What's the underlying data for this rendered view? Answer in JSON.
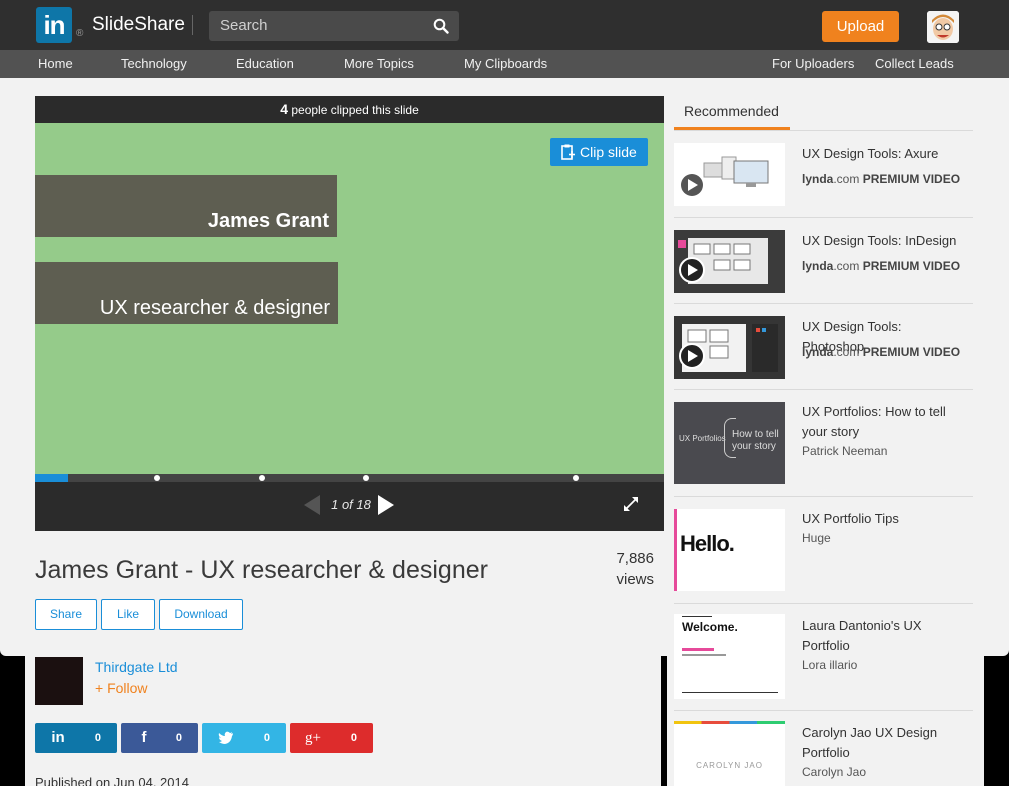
{
  "header": {
    "logo_mark": "in",
    "logo_reg": "®",
    "brand": "SlideShare",
    "search_placeholder": "Search",
    "upload_label": "Upload"
  },
  "nav": {
    "left": [
      "Home",
      "Technology",
      "Education",
      "More Topics",
      "My Clipboards"
    ],
    "right": [
      "For Uploaders",
      "Collect Leads"
    ]
  },
  "player": {
    "clip_count": "4",
    "clip_text": " people clipped this slide",
    "clip_button": "Clip slide",
    "slide_line1": "James Grant",
    "slide_line2": "UX researcher & designer",
    "page_label": "1 of 18",
    "current_page": 1,
    "total_pages": 18
  },
  "presentation": {
    "title": "James Grant - UX researcher & designer",
    "views_count": "7,886",
    "views_label": "views",
    "buttons": [
      "Share",
      "Like",
      "Download"
    ],
    "author": "Thirdgate Ltd",
    "follow_label": "+ Follow",
    "published": "Published on Jun 04, 2014"
  },
  "share": [
    {
      "network": "in",
      "count": "0",
      "color": "#0e76a8"
    },
    {
      "network": "f",
      "count": "0",
      "color": "#3b5998"
    },
    {
      "network": "t",
      "count": "0",
      "color": "#33b5e5"
    },
    {
      "network": "g+",
      "count": "0",
      "color": "#dd2c2c"
    }
  ],
  "recommended": {
    "heading": "Recommended",
    "items": [
      {
        "title": "UX Design Tools: Axure",
        "sub_a": "lynda",
        "sub_b": ".com",
        "sub_c": " PREMIUM VIDEO"
      },
      {
        "title": "UX Design Tools: InDesign",
        "sub_a": "lynda",
        "sub_b": ".com",
        "sub_c": " PREMIUM VIDEO"
      },
      {
        "title": "UX Design Tools: Photoshop",
        "sub_a": "lynda",
        "sub_b": ".com",
        "sub_c": " PREMIUM VIDEO"
      },
      {
        "title": "UX Portfolios: How to tell your story",
        "sub": "Patrick Neeman",
        "thumb_left": "UX Portfolios",
        "thumb_right": "How to tell your story"
      },
      {
        "title": "UX Portfolio Tips",
        "sub": "Huge",
        "thumb_text": "Hello."
      },
      {
        "title": "Laura Dantonio's UX Portfolio",
        "sub": "Lora illario",
        "thumb_text": "Welcome."
      },
      {
        "title": "Carolyn Jao UX Design Portfolio",
        "sub": "Carolyn Jao",
        "thumb_text": "CAROLYN JAO"
      }
    ]
  },
  "colors": {
    "accent": "#1a8ed8",
    "orange": "#f0821e",
    "slide_bg": "#95cb8a"
  }
}
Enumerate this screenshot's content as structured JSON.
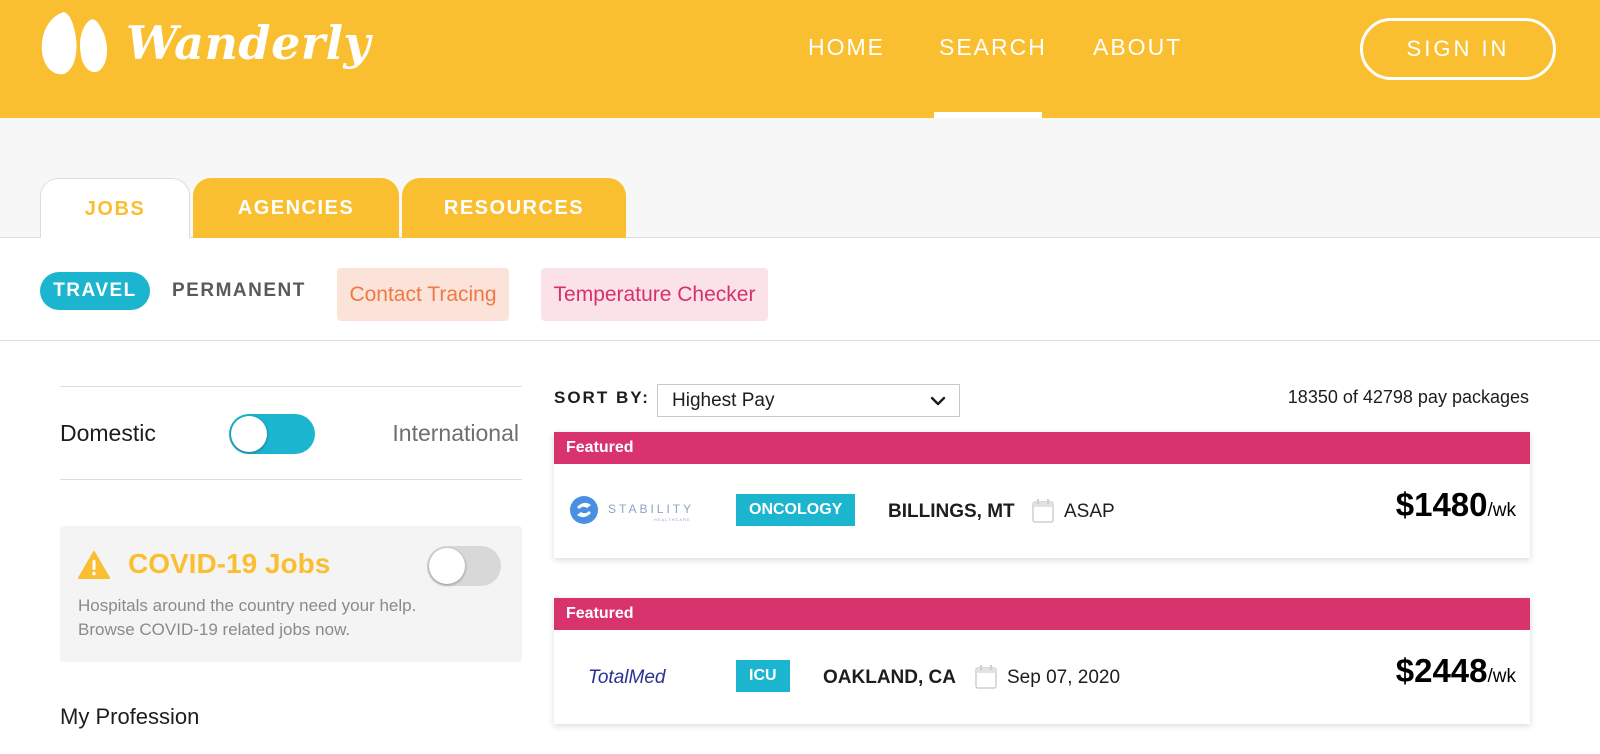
{
  "brand": {
    "name": "Wanderly",
    "primary_color": "#f9bf30",
    "accent_teal": "#1cb5cf",
    "accent_pink": "#d8336c"
  },
  "header": {
    "nav": [
      {
        "label": "HOME",
        "active": false
      },
      {
        "label": "SEARCH",
        "active": true
      },
      {
        "label": "ABOUT",
        "active": false
      }
    ],
    "signin_label": "SIGN IN"
  },
  "tabs": [
    {
      "label": "JOBS",
      "active": true
    },
    {
      "label": "AGENCIES",
      "active": false
    },
    {
      "label": "RESOURCES",
      "active": false
    }
  ],
  "filters": {
    "job_types": [
      {
        "label": "TRAVEL",
        "active": true
      },
      {
        "label": "PERMANENT",
        "active": false
      }
    ],
    "chips": [
      {
        "label": "Contact Tracing",
        "color": "#f07845"
      },
      {
        "label": "Temperature Checker",
        "color": "#d6316b"
      }
    ]
  },
  "sidebar": {
    "domestic_label": "Domestic",
    "international_label": "International",
    "domestic_toggle_on": true,
    "covid": {
      "icon": "warning-icon",
      "title": "COVID-19 Jobs",
      "description": "Hospitals around the country need your help. Browse COVID-19 related jobs now.",
      "toggle_on": false
    },
    "profession_label": "My Profession"
  },
  "results": {
    "sort_label": "SORT BY:",
    "sort_value": "Highest Pay",
    "count_text": "18350 of 42798 pay packages",
    "jobs": [
      {
        "featured_label": "Featured",
        "agency": "STABILITY",
        "agency_sub": "HEALTHCARE",
        "specialty": "ONCOLOGY",
        "location": "BILLINGS, MT",
        "start": "ASAP",
        "pay": "$1480",
        "pay_unit": "/wk"
      },
      {
        "featured_label": "Featured",
        "agency": "TotalMed",
        "specialty": "ICU",
        "location": "OAKLAND, CA",
        "start": "Sep 07, 2020",
        "pay": "$2448",
        "pay_unit": "/wk"
      }
    ]
  }
}
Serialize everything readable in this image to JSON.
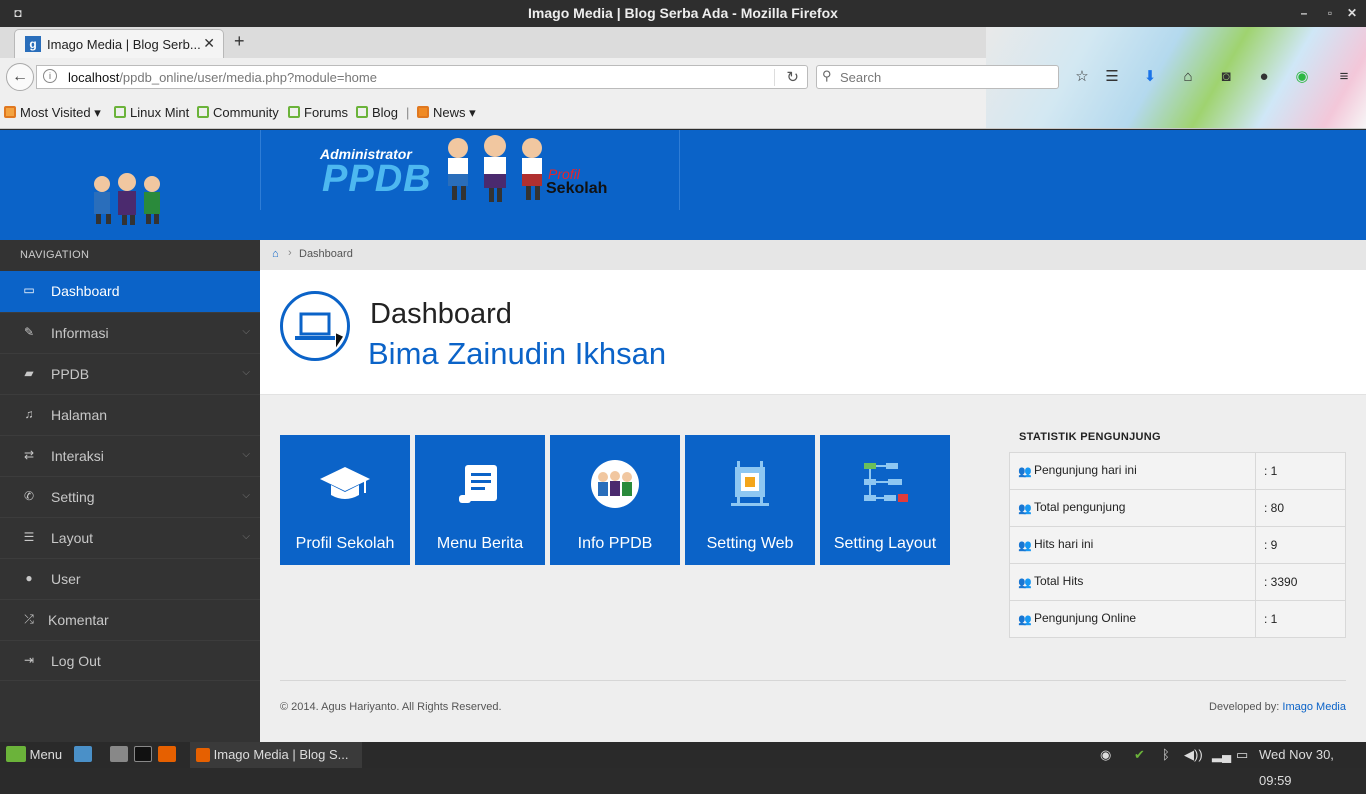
{
  "window": {
    "title": "Imago Media | Blog Serba Ada - Mozilla Firefox"
  },
  "browser": {
    "tab_title": "Imago Media | Blog Serb...",
    "favicon_letter": "g",
    "url_host": "localhost",
    "url_path": "/ppdb_online/user/media.php?module=home",
    "search_placeholder": "Search"
  },
  "bookmarks": [
    {
      "label": "Most Visited",
      "icon": "folder-icon"
    },
    {
      "label": "Linux Mint",
      "icon": "mint-icon"
    },
    {
      "label": "Community",
      "icon": "mint-icon"
    },
    {
      "label": "Forums",
      "icon": "mint-icon"
    },
    {
      "label": "Blog",
      "icon": "mint-icon"
    },
    {
      "label": "News",
      "icon": "rss-icon"
    }
  ],
  "header": {
    "banner_admin": "Administrator",
    "banner_ppdb": "PPDB",
    "banner_profil": "Profil",
    "banner_sekolah": "Sekolah"
  },
  "sidebar": {
    "heading": "NAVIGATION",
    "items": [
      {
        "label": "Dashboard",
        "icon": "laptop-icon",
        "active": true,
        "has_children": false
      },
      {
        "label": "Informasi",
        "icon": "pencil-icon",
        "active": false,
        "has_children": true
      },
      {
        "label": "PPDB",
        "icon": "book-icon",
        "active": false,
        "has_children": true
      },
      {
        "label": "Halaman",
        "icon": "bell-icon",
        "active": false,
        "has_children": false
      },
      {
        "label": "Interaksi",
        "icon": "exchange-icon",
        "active": false,
        "has_children": true
      },
      {
        "label": "Setting",
        "icon": "wrench-icon",
        "active": false,
        "has_children": true
      },
      {
        "label": "Layout",
        "icon": "list-icon",
        "active": false,
        "has_children": true
      },
      {
        "label": "User",
        "icon": "user-icon",
        "active": false,
        "has_children": false
      },
      {
        "label": "Komentar",
        "icon": "shuffle-icon",
        "active": false,
        "has_children": false
      },
      {
        "label": "Log Out",
        "icon": "logout-icon",
        "active": false,
        "has_children": false
      }
    ]
  },
  "breadcrumb": {
    "current": "Dashboard"
  },
  "page": {
    "title": "Dashboard",
    "subtitle": "Bima Zainudin Ikhsan"
  },
  "tiles": [
    {
      "label": "Profil Sekolah",
      "icon": "graduation-cap-icon"
    },
    {
      "label": "Menu Berita",
      "icon": "scroll-icon"
    },
    {
      "label": "Info PPDB",
      "icon": "students-icon"
    },
    {
      "label": "Setting Web",
      "icon": "chip-icon"
    },
    {
      "label": "Setting Layout",
      "icon": "flowchart-icon"
    }
  ],
  "stats": {
    "title": "STATISTIK PENGUNJUNG",
    "rows": [
      {
        "label": "Pengunjung hari ini",
        "value": ": 1"
      },
      {
        "label": "Total pengunjung",
        "value": ": 80"
      },
      {
        "label": "Hits hari ini",
        "value": ": 9"
      },
      {
        "label": "Total Hits",
        "value": ": 3390"
      },
      {
        "label": "Pengunjung Online",
        "value": ": 1"
      }
    ]
  },
  "footer": {
    "copyright": "© 2014. Agus Hariyanto. All Rights Reserved.",
    "developed_by": "Developed by:",
    "developer": "Imago Media"
  },
  "taskbar": {
    "menu_label": "Menu",
    "window_label": "Imago Media | Blog S...",
    "clock": "Wed Nov 30, 09:59"
  },
  "colors": {
    "brand": "#0b63c8",
    "sidebar": "#333333"
  }
}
+--
Exercise requirements:
Go through the material above and count the lines that include "Dashboard". Give the number alone.

Right answer:
3